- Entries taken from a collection
####

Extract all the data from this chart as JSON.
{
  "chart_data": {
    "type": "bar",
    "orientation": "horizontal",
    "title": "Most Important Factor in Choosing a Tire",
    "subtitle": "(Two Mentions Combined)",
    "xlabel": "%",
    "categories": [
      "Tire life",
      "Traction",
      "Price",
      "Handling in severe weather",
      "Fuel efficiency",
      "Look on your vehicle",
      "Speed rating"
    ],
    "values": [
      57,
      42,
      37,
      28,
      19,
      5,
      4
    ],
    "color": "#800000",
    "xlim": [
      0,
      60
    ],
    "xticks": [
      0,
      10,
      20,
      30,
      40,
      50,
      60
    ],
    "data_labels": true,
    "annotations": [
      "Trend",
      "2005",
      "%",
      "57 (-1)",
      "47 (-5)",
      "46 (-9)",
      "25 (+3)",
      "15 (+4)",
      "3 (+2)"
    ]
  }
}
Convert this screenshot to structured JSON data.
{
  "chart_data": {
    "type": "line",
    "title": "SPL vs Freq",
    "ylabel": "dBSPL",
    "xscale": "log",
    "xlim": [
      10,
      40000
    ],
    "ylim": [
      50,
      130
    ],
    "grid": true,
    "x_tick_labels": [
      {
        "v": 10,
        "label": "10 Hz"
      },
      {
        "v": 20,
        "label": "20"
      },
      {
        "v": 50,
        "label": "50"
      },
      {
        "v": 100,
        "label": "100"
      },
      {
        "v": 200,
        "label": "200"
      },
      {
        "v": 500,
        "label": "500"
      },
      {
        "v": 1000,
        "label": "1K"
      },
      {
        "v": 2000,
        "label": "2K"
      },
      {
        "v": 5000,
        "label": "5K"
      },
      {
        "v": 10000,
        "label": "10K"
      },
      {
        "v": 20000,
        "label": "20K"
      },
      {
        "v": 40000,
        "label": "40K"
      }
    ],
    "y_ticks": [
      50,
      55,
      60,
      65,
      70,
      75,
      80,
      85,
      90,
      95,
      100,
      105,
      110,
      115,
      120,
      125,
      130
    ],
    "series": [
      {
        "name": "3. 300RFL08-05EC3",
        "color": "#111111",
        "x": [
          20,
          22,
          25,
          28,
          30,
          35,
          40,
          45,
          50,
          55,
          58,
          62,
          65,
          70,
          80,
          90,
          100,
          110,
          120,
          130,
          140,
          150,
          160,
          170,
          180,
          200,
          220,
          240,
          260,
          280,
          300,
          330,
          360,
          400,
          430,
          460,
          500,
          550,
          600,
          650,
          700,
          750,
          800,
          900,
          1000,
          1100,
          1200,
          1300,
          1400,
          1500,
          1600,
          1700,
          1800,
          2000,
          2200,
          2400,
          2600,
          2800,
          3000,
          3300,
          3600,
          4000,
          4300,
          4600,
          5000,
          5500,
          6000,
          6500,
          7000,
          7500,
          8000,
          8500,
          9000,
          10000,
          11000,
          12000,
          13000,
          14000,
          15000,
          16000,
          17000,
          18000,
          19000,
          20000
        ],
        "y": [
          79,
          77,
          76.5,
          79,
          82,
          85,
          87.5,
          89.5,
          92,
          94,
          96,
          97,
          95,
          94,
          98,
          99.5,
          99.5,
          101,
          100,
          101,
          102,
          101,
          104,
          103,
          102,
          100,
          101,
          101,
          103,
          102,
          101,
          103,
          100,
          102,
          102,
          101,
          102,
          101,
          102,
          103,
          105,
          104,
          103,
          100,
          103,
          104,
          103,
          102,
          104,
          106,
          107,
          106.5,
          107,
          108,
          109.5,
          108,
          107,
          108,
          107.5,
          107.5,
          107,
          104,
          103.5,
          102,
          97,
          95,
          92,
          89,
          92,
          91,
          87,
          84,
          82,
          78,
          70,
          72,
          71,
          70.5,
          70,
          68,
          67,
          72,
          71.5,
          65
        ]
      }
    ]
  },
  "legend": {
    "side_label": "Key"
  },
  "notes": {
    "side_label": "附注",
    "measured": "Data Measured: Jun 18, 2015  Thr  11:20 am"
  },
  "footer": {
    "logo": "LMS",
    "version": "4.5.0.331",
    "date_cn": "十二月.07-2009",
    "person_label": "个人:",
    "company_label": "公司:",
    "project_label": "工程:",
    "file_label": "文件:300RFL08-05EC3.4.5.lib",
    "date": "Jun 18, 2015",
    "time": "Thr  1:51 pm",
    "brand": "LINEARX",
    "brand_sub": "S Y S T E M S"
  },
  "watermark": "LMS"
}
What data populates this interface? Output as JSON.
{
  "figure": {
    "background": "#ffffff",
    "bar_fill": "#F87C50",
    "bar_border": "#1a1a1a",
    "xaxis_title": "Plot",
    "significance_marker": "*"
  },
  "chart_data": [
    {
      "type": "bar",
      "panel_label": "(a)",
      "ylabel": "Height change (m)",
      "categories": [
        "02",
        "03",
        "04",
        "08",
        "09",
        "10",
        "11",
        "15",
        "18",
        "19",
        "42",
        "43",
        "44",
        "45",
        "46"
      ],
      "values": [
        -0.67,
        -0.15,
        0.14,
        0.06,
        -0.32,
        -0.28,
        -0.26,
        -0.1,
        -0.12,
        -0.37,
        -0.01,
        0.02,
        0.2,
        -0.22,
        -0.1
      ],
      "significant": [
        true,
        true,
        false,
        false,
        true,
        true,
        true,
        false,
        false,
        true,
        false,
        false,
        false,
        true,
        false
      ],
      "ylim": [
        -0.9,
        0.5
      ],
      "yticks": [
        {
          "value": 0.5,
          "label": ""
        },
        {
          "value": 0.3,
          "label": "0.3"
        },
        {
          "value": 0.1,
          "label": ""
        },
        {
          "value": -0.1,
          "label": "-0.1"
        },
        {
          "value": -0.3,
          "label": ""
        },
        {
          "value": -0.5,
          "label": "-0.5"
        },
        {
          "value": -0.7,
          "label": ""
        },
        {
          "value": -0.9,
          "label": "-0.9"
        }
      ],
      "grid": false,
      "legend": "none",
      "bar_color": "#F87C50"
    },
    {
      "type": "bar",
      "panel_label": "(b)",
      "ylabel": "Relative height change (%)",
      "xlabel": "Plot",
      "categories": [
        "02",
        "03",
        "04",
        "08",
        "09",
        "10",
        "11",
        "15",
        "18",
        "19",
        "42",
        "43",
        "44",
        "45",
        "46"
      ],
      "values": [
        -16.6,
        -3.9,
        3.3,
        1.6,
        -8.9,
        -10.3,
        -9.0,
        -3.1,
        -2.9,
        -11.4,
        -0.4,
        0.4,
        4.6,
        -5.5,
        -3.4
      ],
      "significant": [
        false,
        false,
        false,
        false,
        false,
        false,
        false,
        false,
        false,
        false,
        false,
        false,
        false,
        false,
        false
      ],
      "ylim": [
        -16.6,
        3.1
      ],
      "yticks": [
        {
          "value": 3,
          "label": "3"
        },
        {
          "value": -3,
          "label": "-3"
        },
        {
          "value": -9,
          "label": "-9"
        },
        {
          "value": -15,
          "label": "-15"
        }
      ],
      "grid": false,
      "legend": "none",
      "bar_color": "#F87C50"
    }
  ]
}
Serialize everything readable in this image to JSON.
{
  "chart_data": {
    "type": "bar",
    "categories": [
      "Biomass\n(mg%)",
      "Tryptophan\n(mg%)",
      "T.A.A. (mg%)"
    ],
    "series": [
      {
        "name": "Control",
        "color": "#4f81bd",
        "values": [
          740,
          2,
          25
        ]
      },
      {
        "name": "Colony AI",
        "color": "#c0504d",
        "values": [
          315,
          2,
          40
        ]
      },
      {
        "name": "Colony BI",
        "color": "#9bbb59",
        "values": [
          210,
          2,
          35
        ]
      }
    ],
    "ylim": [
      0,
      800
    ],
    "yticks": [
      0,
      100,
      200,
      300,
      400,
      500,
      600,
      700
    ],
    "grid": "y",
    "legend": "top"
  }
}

####

- Requirements
Each line containing "Tire" counts once; state the total number of such lines and nothing else.

- Written solution
2